**WHAT NEEDS TO BE DONE**: Find each line with the string "ASSISTANT" and report it.

□ □ □ □ □ □ □

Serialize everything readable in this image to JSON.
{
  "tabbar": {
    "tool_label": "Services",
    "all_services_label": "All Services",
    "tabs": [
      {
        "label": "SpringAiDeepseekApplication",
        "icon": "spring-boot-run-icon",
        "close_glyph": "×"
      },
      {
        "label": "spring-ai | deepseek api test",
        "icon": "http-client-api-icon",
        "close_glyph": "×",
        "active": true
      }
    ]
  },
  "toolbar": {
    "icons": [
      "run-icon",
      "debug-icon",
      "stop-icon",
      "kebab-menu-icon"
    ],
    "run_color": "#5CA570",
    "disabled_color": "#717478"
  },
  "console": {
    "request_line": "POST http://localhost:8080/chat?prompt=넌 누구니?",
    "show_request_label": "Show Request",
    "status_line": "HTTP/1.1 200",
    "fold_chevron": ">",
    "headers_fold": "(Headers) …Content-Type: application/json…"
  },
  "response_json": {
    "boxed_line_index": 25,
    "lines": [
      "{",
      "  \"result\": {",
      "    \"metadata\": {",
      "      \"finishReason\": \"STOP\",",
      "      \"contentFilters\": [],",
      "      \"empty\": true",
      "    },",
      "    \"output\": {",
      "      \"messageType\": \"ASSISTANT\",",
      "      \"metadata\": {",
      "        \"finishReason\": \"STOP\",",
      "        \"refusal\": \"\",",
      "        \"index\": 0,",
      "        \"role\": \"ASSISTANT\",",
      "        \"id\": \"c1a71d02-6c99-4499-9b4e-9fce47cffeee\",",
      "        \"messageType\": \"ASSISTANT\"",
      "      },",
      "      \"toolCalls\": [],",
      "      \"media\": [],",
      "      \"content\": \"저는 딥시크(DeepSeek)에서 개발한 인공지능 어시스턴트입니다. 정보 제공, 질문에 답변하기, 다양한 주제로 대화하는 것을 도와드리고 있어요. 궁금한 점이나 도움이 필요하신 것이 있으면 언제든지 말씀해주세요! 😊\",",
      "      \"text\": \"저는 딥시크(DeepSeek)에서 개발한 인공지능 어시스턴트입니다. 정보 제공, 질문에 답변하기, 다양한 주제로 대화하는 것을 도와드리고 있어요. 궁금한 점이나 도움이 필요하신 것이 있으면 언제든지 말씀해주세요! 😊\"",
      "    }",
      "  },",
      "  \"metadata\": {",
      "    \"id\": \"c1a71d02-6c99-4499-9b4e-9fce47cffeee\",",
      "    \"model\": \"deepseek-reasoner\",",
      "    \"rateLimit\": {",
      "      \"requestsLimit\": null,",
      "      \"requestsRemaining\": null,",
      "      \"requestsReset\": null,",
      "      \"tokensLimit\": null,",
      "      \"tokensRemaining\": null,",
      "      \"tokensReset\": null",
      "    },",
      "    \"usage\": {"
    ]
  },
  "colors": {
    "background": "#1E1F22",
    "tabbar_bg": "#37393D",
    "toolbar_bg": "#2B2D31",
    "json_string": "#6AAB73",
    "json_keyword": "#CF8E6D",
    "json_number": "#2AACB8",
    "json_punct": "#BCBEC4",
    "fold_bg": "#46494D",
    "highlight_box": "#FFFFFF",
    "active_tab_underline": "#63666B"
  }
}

□ □ □ □ □ □ □

**RESULT OF THIS EXERCISE**:
      "      \"messageType\": \"ASSISTANT\",",
      "        \"role\": \"ASSISTANT\",",
      "        \"messageType\": \"ASSISTANT\"",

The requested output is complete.